▸ REQUIRED TASK:
List each line holding the string "ylabel".

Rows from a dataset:
==================================================
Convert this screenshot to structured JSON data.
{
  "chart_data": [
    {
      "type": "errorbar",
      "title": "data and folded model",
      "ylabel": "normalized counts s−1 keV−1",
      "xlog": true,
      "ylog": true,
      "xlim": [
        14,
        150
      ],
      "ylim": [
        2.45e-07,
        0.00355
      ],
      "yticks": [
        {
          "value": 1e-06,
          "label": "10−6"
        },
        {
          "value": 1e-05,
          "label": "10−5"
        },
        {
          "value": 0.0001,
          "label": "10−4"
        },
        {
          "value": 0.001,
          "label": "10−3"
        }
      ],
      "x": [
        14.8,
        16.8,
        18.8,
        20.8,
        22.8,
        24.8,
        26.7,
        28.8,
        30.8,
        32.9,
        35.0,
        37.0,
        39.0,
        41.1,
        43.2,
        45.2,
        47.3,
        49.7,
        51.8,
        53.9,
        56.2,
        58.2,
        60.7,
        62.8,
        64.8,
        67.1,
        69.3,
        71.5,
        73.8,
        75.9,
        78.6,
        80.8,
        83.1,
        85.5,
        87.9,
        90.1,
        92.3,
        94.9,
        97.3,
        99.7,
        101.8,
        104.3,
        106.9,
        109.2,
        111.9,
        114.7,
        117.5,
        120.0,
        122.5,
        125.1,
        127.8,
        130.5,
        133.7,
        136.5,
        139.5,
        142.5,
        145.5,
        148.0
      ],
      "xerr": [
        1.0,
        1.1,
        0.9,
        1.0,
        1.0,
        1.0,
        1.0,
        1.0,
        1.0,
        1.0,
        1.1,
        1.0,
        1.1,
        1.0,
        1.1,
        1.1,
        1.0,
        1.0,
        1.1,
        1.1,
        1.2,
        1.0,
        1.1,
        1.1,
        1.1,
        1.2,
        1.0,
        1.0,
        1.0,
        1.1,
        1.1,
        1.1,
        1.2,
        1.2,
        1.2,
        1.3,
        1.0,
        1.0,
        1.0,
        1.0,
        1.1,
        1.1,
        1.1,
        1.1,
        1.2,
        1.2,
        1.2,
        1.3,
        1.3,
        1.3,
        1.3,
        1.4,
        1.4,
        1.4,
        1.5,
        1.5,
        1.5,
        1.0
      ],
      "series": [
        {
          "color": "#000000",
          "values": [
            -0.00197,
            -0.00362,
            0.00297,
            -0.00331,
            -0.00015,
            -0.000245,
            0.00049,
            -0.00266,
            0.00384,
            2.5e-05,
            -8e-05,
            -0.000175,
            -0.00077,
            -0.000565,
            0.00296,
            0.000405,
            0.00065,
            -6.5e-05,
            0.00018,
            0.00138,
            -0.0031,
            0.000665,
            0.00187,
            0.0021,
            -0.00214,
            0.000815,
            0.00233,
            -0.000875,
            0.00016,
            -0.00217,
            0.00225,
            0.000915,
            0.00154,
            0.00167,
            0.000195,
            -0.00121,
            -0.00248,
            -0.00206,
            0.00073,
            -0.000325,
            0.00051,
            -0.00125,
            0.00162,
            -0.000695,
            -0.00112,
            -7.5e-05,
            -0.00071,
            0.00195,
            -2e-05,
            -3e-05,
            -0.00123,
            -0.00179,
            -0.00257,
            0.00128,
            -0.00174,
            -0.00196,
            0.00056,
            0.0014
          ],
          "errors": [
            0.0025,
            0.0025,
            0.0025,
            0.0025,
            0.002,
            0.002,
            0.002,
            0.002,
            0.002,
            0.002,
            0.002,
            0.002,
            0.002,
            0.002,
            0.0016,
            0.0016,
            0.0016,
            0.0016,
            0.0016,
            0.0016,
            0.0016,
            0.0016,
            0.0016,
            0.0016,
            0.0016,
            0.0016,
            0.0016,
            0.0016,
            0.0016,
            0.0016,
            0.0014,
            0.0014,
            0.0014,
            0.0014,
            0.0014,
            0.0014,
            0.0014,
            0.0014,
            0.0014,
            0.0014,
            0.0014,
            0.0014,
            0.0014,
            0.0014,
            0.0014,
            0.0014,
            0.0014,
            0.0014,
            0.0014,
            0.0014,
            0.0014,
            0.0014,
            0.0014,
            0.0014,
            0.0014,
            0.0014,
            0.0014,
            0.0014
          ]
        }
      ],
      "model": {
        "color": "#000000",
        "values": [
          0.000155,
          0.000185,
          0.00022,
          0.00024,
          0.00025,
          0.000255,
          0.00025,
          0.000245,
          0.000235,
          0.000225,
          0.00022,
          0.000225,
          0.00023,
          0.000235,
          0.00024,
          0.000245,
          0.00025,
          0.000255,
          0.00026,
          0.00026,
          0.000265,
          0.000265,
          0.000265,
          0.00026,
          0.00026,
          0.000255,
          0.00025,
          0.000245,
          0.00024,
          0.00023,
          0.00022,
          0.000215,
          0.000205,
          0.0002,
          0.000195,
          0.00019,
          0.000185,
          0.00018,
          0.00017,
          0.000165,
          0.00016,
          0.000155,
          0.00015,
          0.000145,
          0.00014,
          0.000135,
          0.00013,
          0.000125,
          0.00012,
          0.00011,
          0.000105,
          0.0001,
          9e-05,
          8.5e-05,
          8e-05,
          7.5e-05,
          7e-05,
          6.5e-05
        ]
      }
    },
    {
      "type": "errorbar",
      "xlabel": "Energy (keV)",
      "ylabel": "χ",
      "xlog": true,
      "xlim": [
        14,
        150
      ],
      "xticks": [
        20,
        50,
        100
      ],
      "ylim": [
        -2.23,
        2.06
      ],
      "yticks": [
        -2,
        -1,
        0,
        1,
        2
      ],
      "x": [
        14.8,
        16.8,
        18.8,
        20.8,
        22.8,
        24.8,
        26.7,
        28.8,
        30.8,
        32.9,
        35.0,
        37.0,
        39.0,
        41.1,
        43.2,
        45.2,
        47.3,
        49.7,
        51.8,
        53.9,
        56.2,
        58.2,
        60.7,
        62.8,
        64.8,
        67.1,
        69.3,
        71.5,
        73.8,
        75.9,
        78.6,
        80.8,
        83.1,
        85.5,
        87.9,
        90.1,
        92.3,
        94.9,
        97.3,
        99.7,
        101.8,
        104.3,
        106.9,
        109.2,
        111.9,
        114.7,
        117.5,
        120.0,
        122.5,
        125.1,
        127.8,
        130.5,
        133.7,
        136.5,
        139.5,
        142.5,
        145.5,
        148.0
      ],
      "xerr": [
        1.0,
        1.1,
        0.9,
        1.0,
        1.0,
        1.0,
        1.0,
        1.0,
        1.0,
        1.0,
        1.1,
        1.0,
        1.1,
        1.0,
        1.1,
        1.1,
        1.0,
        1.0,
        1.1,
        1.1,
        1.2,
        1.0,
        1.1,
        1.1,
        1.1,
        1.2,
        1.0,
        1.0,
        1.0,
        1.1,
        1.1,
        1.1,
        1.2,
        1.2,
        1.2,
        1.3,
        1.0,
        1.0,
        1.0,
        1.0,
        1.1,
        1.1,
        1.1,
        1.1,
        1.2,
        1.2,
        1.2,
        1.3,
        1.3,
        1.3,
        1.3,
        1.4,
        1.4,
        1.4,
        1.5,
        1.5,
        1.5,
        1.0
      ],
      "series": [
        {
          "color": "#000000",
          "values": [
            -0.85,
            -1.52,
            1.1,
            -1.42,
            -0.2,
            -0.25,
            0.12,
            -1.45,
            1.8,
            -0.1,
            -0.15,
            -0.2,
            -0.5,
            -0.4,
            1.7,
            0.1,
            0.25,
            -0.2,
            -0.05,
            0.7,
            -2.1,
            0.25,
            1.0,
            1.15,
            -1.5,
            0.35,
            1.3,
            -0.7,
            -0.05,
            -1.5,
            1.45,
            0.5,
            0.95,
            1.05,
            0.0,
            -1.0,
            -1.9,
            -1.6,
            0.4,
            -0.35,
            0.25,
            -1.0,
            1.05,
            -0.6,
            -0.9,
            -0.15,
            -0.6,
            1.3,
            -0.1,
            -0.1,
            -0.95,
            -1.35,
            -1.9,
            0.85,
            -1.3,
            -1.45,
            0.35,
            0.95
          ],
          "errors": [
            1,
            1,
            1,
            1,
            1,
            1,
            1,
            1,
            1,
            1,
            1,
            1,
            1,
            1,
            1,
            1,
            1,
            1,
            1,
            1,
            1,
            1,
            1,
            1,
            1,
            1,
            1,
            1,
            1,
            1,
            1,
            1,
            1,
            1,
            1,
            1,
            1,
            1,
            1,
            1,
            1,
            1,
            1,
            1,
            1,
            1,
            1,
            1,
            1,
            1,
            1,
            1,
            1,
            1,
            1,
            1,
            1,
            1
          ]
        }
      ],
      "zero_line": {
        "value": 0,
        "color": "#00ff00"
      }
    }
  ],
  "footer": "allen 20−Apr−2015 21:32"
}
==================================================
▸ FULL ANSWER:
      "ylabel": "normalized counts s−1 keV−1",
      "ylabel": "χ",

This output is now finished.